# SOURCE RECORDS:
*-*-*

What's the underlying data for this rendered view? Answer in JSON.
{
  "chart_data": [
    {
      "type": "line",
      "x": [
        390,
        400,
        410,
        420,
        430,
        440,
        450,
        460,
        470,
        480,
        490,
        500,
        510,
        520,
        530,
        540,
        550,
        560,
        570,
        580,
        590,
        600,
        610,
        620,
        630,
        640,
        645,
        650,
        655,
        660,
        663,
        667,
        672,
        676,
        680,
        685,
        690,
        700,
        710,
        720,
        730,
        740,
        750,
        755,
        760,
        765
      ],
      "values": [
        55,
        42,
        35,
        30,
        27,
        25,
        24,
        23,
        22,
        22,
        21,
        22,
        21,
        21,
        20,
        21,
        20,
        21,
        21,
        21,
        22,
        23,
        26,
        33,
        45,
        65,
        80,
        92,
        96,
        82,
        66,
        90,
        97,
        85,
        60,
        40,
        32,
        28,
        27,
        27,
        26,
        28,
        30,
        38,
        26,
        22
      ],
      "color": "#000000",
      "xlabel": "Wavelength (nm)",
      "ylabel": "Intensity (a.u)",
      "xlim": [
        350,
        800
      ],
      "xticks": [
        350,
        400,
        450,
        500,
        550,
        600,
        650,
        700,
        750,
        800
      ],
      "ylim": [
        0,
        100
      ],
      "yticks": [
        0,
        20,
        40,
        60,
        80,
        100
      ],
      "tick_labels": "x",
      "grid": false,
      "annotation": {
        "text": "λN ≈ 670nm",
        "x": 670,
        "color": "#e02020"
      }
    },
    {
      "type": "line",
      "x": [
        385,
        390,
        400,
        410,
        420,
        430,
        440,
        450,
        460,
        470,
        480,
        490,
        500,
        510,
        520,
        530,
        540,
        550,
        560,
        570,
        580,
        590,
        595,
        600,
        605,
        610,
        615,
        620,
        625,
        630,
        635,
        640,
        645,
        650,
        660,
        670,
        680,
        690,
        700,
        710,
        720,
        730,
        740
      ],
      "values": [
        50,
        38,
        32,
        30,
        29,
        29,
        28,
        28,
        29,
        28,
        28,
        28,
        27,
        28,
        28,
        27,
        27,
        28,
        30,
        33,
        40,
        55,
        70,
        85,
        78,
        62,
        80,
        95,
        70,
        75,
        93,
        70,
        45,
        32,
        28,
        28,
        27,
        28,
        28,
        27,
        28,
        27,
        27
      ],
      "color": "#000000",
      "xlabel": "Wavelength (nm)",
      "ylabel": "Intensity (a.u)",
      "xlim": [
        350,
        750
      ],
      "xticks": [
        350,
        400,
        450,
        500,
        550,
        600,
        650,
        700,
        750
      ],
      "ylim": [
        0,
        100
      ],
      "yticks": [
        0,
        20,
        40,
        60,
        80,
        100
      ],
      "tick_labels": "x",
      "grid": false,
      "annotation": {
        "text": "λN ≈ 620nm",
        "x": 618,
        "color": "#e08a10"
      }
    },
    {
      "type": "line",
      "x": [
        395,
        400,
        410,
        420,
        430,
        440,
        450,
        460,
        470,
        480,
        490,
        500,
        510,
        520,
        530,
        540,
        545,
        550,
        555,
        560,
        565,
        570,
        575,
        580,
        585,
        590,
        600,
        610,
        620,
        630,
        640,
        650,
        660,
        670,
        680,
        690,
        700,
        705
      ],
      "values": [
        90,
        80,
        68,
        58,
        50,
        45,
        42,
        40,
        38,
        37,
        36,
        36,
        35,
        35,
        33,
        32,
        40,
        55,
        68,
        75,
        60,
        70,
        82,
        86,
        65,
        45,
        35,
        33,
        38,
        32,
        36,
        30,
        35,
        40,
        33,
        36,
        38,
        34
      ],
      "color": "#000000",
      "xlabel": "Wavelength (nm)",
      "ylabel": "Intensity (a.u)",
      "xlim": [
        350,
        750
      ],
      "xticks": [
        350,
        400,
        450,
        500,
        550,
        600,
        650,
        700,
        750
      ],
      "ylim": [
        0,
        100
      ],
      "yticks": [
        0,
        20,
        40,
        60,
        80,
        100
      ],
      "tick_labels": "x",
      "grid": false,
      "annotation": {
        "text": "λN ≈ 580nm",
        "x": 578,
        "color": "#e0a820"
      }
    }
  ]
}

*-*-*

# WHAT YOU WILL DO:
Write out every line of the records exactly.

# THE ANSWER:
What's the underlying data for this rendered view? Answer in JSON.
{
  "chart_data": [
    {
      "type": "line",
      "x": [
        390,
        400,
        410,
        420,
        430,
        440,
        450,
        460,
        470,
        480,
        490,
        500,
        510,
        520,
        530,
        540,
        550,
        560,
        570,
        580,
        590,
        600,
        610,
        620,
        630,
        640,
        645,
        650,
        655,
        660,
        663,
        667,
        672,
        676,
        680,
        685,
        690,
        700,
        710,
        720,
        730,
        740,
        750,
        755,
        760,
        765
      ],
      "values": [
        55,
        42,
        35,
        30,
        27,
        25,
        24,
        23,
        22,
        22,
        21,
        22,
        21,
        21,
        20,
        21,
        20,
        21,
        21,
        21,
        22,
        23,
        26,
        33,
        45,
        65,
        80,
        92,
        96,
        82,
        66,
        90,
        97,
        85,
        60,
        40,
        32,
        28,
        27,
        27,
        26,
        28,
        30,
        38,
        26,
        22
      ],
      "color": "#000000",
      "xlabel": "Wavelength (nm)",
      "ylabel": "Intensity (a.u)",
      "xlim": [
        350,
        800
      ],
      "xticks": [
        350,
        400,
        450,
        500,
        550,
        600,
        650,
        700,
        750,
        800
      ],
      "ylim": [
        0,
        100
      ],
      "yticks": [
        0,
        20,
        40,
        60,
        80,
        100
      ],
      "tick_labels": "x",
      "grid": false,
      "annotation": {
        "text": "λN ≈ 670nm",
        "x": 670,
        "color": "#e02020"
      }
    },
    {
      "type": "line",
      "x": [
        385,
        390,
        400,
        410,
        420,
        430,
        440,
        450,
        460,
        470,
        480,
        490,
        500,
        510,
        520,
        530,
        540,
        550,
        560,
        570,
        580,
        590,
        595,
        600,
        605,
        610,
        615,
        620,
        625,
        630,
        635,
        640,
        645,
        650,
        660,
        670,
        680,
        690,
        700,
        710,
        720,
        730,
        740
      ],
      "values": [
        50,
        38,
        32,
        30,
        29,
        29,
        28,
        28,
        29,
        28,
        28,
        28,
        27,
        28,
        28,
        27,
        27,
        28,
        30,
        33,
        40,
        55,
        70,
        85,
        78,
        62,
        80,
        95,
        70,
        75,
        93,
        70,
        45,
        32,
        28,
        28,
        27,
        28,
        28,
        27,
        28,
        27,
        27
      ],
      "color": "#000000",
      "xlabel": "Wavelength (nm)",
      "ylabel": "Intensity (a.u)",
      "xlim": [
        350,
        750
      ],
      "xticks": [
        350,
        400,
        450,
        500,
        550,
        600,
        650,
        700,
        750
      ],
      "ylim": [
        0,
        100
      ],
      "yticks": [
        0,
        20,
        40,
        60,
        80,
        100
      ],
      "tick_labels": "x",
      "grid": false,
      "annotation": {
        "text": "λN ≈ 620nm",
        "x": 618,
        "color": "#e08a10"
      }
    },
    {
      "type": "line",
      "x": [
        395,
        400,
        410,
        420,
        430,
        440,
        450,
        460,
        470,
        480,
        490,
        500,
        510,
        520,
        530,
        540,
        545,
        550,
        555,
        560,
        565,
        570,
        575,
        580,
        585,
        590,
        600,
        610,
        620,
        630,
        640,
        650,
        660,
        670,
        680,
        690,
        700,
        705
      ],
      "values": [
        90,
        80,
        68,
        58,
        50,
        45,
        42,
        40,
        38,
        37,
        36,
        36,
        35,
        35,
        33,
        32,
        40,
        55,
        68,
        75,
        60,
        70,
        82,
        86,
        65,
        45,
        35,
        33,
        38,
        32,
        36,
        30,
        35,
        40,
        33,
        36,
        38,
        34
      ],
      "color": "#000000",
      "xlabel": "Wavelength (nm)",
      "ylabel": "Intensity (a.u)",
      "xlim": [
        350,
        750
      ],
      "xticks": [
        350,
        400,
        450,
        500,
        550,
        600,
        650,
        700,
        750
      ],
      "ylim": [
        0,
        100
      ],
      "yticks": [
        0,
        20,
        40,
        60,
        80,
        100
      ],
      "tick_labels": "x",
      "grid": false,
      "annotation": {
        "text": "λN ≈ 580nm",
        "x": 578,
        "color": "#e0a820"
      }
    }
  ]
}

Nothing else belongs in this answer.